EXERCISE OBJECTIVE: Find every line in the records below that holds the word "Toyono", and copy each one.

Stored records:
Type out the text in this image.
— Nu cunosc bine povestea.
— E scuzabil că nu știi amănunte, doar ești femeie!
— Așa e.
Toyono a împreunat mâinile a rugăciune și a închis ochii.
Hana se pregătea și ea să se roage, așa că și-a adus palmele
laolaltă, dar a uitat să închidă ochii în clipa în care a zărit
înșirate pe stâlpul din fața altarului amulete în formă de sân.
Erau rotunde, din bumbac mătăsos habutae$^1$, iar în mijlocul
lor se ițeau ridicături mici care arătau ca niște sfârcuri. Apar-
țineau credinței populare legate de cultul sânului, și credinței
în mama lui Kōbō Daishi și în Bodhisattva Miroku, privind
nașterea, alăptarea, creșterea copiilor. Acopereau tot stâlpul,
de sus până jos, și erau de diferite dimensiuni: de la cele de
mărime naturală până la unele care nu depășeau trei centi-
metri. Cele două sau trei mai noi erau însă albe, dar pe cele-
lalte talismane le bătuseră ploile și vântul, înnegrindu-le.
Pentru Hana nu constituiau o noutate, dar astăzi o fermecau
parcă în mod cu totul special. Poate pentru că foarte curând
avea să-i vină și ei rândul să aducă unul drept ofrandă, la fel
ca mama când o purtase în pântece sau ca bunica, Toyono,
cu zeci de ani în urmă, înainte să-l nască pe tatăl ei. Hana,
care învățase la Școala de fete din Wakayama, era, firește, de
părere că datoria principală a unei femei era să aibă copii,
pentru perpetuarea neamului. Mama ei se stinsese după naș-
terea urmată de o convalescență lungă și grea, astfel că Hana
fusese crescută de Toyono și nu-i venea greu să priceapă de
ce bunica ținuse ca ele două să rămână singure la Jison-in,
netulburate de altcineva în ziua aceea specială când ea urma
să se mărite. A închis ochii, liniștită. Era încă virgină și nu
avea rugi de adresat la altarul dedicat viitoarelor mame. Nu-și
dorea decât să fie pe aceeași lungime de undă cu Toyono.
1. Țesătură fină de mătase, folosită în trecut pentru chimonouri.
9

PROBLEM SOLUTION:
Toyono a împreunat mâinile a rugăciune și a închis ochii.
ca mama când o purtase în pântece sau ca bunica, Toyono,
fusese crescută de Toyono și nu-i venea greu să priceapă de
dorea decât să fie pe aceeași lungime de undă cu Toyono.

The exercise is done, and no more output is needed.